==== Listing ====

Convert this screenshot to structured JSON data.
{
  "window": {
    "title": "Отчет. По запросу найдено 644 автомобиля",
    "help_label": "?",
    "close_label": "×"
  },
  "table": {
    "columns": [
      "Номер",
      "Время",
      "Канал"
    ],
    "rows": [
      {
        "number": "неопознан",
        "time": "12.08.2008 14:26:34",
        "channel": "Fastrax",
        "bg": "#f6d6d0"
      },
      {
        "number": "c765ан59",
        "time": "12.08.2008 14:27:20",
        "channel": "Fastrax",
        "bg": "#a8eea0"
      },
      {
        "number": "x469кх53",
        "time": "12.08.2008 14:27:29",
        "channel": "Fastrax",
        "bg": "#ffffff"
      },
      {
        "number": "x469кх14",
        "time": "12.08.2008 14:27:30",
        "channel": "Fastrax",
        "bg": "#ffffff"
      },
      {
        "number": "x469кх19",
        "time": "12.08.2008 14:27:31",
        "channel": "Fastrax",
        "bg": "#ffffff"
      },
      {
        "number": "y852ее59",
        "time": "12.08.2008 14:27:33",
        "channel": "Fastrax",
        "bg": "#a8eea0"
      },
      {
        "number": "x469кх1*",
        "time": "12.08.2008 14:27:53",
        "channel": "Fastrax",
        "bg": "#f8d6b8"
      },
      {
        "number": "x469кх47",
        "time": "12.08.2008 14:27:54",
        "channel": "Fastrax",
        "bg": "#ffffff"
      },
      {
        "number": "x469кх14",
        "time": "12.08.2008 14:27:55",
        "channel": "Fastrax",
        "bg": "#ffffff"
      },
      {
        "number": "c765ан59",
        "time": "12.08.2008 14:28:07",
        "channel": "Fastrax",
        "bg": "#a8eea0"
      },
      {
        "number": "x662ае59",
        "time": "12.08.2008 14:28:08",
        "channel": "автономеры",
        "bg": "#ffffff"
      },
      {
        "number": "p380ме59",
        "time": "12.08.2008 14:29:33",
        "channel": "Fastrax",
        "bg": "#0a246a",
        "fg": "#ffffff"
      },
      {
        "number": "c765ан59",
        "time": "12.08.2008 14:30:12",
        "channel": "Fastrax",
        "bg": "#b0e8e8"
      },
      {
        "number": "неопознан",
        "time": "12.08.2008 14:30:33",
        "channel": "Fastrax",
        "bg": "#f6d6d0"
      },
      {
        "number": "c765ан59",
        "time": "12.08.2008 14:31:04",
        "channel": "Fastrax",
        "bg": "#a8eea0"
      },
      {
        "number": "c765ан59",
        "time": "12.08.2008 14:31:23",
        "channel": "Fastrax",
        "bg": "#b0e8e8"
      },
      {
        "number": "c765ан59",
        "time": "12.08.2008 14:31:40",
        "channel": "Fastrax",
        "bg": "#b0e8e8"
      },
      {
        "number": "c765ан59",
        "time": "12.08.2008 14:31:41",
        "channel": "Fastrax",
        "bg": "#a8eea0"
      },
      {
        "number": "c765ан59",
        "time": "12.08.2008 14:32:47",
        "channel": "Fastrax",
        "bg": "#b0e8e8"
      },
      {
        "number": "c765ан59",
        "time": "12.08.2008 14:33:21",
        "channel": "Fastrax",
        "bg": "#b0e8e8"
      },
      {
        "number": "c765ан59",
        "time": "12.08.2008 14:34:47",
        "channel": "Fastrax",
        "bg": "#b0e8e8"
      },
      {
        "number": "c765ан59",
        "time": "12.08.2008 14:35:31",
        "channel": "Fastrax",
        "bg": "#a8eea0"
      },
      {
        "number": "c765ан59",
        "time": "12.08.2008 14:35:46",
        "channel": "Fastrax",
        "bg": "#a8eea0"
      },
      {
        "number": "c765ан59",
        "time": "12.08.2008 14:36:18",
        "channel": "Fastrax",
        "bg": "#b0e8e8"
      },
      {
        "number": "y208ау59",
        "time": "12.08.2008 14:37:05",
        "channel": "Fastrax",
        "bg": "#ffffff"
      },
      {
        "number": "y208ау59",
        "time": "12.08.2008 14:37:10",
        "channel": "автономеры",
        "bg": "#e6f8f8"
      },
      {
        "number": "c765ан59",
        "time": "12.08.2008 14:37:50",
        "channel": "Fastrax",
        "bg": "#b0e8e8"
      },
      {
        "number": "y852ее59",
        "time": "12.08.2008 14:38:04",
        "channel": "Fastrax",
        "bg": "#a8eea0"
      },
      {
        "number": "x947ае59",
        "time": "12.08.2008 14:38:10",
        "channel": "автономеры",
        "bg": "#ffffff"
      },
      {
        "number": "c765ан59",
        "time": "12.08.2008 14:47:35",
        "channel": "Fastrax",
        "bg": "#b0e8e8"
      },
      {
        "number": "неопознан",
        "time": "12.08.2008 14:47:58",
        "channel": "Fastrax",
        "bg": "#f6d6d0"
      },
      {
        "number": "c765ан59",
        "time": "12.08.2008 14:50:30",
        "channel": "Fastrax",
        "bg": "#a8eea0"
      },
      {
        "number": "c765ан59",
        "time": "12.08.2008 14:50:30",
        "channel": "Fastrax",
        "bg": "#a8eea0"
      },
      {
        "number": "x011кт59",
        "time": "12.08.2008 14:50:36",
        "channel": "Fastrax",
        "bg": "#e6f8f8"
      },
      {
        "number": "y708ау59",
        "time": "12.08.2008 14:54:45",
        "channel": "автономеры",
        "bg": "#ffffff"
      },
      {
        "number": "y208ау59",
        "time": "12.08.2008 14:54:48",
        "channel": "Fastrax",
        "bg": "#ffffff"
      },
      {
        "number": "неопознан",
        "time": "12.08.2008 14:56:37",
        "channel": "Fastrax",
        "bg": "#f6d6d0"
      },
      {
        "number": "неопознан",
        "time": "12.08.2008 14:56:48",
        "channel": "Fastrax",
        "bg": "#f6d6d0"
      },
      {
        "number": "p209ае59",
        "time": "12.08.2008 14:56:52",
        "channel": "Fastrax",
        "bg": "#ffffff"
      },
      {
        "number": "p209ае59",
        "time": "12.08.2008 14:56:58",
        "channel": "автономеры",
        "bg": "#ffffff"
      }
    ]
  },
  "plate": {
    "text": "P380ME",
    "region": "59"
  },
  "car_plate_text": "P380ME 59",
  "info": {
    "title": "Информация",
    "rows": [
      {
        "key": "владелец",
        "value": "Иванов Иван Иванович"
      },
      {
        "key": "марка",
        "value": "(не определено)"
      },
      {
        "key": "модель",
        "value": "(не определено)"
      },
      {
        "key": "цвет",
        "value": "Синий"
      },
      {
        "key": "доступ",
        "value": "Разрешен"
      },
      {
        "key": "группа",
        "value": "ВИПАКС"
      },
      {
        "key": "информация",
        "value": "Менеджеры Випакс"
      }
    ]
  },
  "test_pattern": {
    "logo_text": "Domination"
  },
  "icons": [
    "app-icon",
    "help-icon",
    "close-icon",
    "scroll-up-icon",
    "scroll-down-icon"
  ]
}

====

Quote the data above in full, changing nothing.

▶ Answer below:
Convert this screenshot to structured JSON data.
{
  "window": {
    "title": "Отчет. По запросу найдено 644 автомобиля",
    "help_label": "?",
    "close_label": "×"
  },
  "table": {
    "columns": [
      "Номер",
      "Время",
      "Канал"
    ],
    "rows": [
      {
        "number": "неопознан",
        "time": "12.08.2008 14:26:34",
        "channel": "Fastrax",
        "bg": "#f6d6d0"
      },
      {
        "number": "c765ан59",
        "time": "12.08.2008 14:27:20",
        "channel": "Fastrax",
        "bg": "#a8eea0"
      },
      {
        "number": "x469кх53",
        "time": "12.08.2008 14:27:29",
        "channel": "Fastrax",
        "bg": "#ffffff"
      },
      {
        "number": "x469кх14",
        "time": "12.08.2008 14:27:30",
        "channel": "Fastrax",
        "bg": "#ffffff"
      },
      {
        "number": "x469кх19",
        "time": "12.08.2008 14:27:31",
        "channel": "Fastrax",
        "bg": "#ffffff"
      },
      {
        "number": "y852ее59",
        "time": "12.08.2008 14:27:33",
        "channel": "Fastrax",
        "bg": "#a8eea0"
      },
      {
        "number": "x469кх1*",
        "time": "12.08.2008 14:27:53",
        "channel": "Fastrax",
        "bg": "#f8d6b8"
      },
      {
        "number": "x469кх47",
        "time": "12.08.2008 14:27:54",
        "channel": "Fastrax",
        "bg": "#ffffff"
      },
      {
        "number": "x469кх14",
        "time": "12.08.2008 14:27:55",
        "channel": "Fastrax",
        "bg": "#ffffff"
      },
      {
        "number": "c765ан59",
        "time": "12.08.2008 14:28:07",
        "channel": "Fastrax",
        "bg": "#a8eea0"
      },
      {
        "number": "x662ае59",
        "time": "12.08.2008 14:28:08",
        "channel": "автономеры",
        "bg": "#ffffff"
      },
      {
        "number": "p380ме59",
        "time": "12.08.2008 14:29:33",
        "channel": "Fastrax",
        "bg": "#0a246a",
        "fg": "#ffffff"
      },
      {
        "number": "c765ан59",
        "time": "12.08.2008 14:30:12",
        "channel": "Fastrax",
        "bg": "#b0e8e8"
      },
      {
        "number": "неопознан",
        "time": "12.08.2008 14:30:33",
        "channel": "Fastrax",
        "bg": "#f6d6d0"
      },
      {
        "number": "c765ан59",
        "time": "12.08.2008 14:31:04",
        "channel": "Fastrax",
        "bg": "#a8eea0"
      },
      {
        "number": "c765ан59",
        "time": "12.08.2008 14:31:23",
        "channel": "Fastrax",
        "bg": "#b0e8e8"
      },
      {
        "number": "c765ан59",
        "time": "12.08.2008 14:31:40",
        "channel": "Fastrax",
        "bg": "#b0e8e8"
      },
      {
        "number": "c765ан59",
        "time": "12.08.2008 14:31:41",
        "channel": "Fastrax",
        "bg": "#a8eea0"
      },
      {
        "number": "c765ан59",
        "time": "12.08.2008 14:32:47",
        "channel": "Fastrax",
        "bg": "#b0e8e8"
      },
      {
        "number": "c765ан59",
        "time": "12.08.2008 14:33:21",
        "channel": "Fastrax",
        "bg": "#b0e8e8"
      },
      {
        "number": "c765ан59",
        "time": "12.08.2008 14:34:47",
        "channel": "Fastrax",
        "bg": "#b0e8e8"
      },
      {
        "number": "c765ан59",
        "time": "12.08.2008 14:35:31",
        "channel": "Fastrax",
        "bg": "#a8eea0"
      },
      {
        "number": "c765ан59",
        "time": "12.08.2008 14:35:46",
        "channel": "Fastrax",
        "bg": "#a8eea0"
      },
      {
        "number": "c765ан59",
        "time": "12.08.2008 14:36:18",
        "channel": "Fastrax",
        "bg": "#b0e8e8"
      },
      {
        "number": "y208ау59",
        "time": "12.08.2008 14:37:05",
        "channel": "Fastrax",
        "bg": "#ffffff"
      },
      {
        "number": "y208ау59",
        "time": "12.08.2008 14:37:10",
        "channel": "автономеры",
        "bg": "#e6f8f8"
      },
      {
        "number": "c765ан59",
        "time": "12.08.2008 14:37:50",
        "channel": "Fastrax",
        "bg": "#b0e8e8"
      },
      {
        "number": "y852ее59",
        "time": "12.08.2008 14:38:04",
        "channel": "Fastrax",
        "bg": "#a8eea0"
      },
      {
        "number": "x947ае59",
        "time": "12.08.2008 14:38:10",
        "channel": "автономеры",
        "bg": "#ffffff"
      },
      {
        "number": "c765ан59",
        "time": "12.08.2008 14:47:35",
        "channel": "Fastrax",
        "bg": "#b0e8e8"
      },
      {
        "number": "неопознан",
        "time": "12.08.2008 14:47:58",
        "channel": "Fastrax",
        "bg": "#f6d6d0"
      },
      {
        "number": "c765ан59",
        "time": "12.08.2008 14:50:30",
        "channel": "Fastrax",
        "bg": "#a8eea0"
      },
      {
        "number": "c765ан59",
        "time": "12.08.2008 14:50:30",
        "channel": "Fastrax",
        "bg": "#a8eea0"
      },
      {
        "number": "x011кт59",
        "time": "12.08.2008 14:50:36",
        "channel": "Fastrax",
        "bg": "#e6f8f8"
      },
      {
        "number": "y708ау59",
        "time": "12.08.2008 14:54:45",
        "channel": "автономеры",
        "bg": "#ffffff"
      },
      {
        "number": "y208ау59",
        "time": "12.08.2008 14:54:48",
        "channel": "Fastrax",
        "bg": "#ffffff"
      },
      {
        "number": "неопознан",
        "time": "12.08.2008 14:56:37",
        "channel": "Fastrax",
        "bg": "#f6d6d0"
      },
      {
        "number": "неопознан",
        "time": "12.08.2008 14:56:48",
        "channel": "Fastrax",
        "bg": "#f6d6d0"
      },
      {
        "number": "p209ае59",
        "time": "12.08.2008 14:56:52",
        "channel": "Fastrax",
        "bg": "#ffffff"
      },
      {
        "number": "p209ае59",
        "time": "12.08.2008 14:56:58",
        "channel": "автономеры",
        "bg": "#ffffff"
      }
    ]
  },
  "plate": {
    "text": "P380ME",
    "region": "59"
  },
  "car_plate_text": "P380ME 59",
  "info": {
    "title": "Информация",
    "rows": [
      {
        "key": "владелец",
        "value": "Иванов Иван Иванович"
      },
      {
        "key": "марка",
        "value": "(не определено)"
      },
      {
        "key": "модель",
        "value": "(не определено)"
      },
      {
        "key": "цвет",
        "value": "Синий"
      },
      {
        "key": "доступ",
        "value": "Разрешен"
      },
      {
        "key": "группа",
        "value": "ВИПАКС"
      },
      {
        "key": "информация",
        "value": "Менеджеры Випакс"
      }
    ]
  },
  "test_pattern": {
    "logo_text": "Domination"
  },
  "icons": [
    "app-icon",
    "help-icon",
    "close-icon",
    "scroll-up-icon",
    "scroll-down-icon"
  ]
}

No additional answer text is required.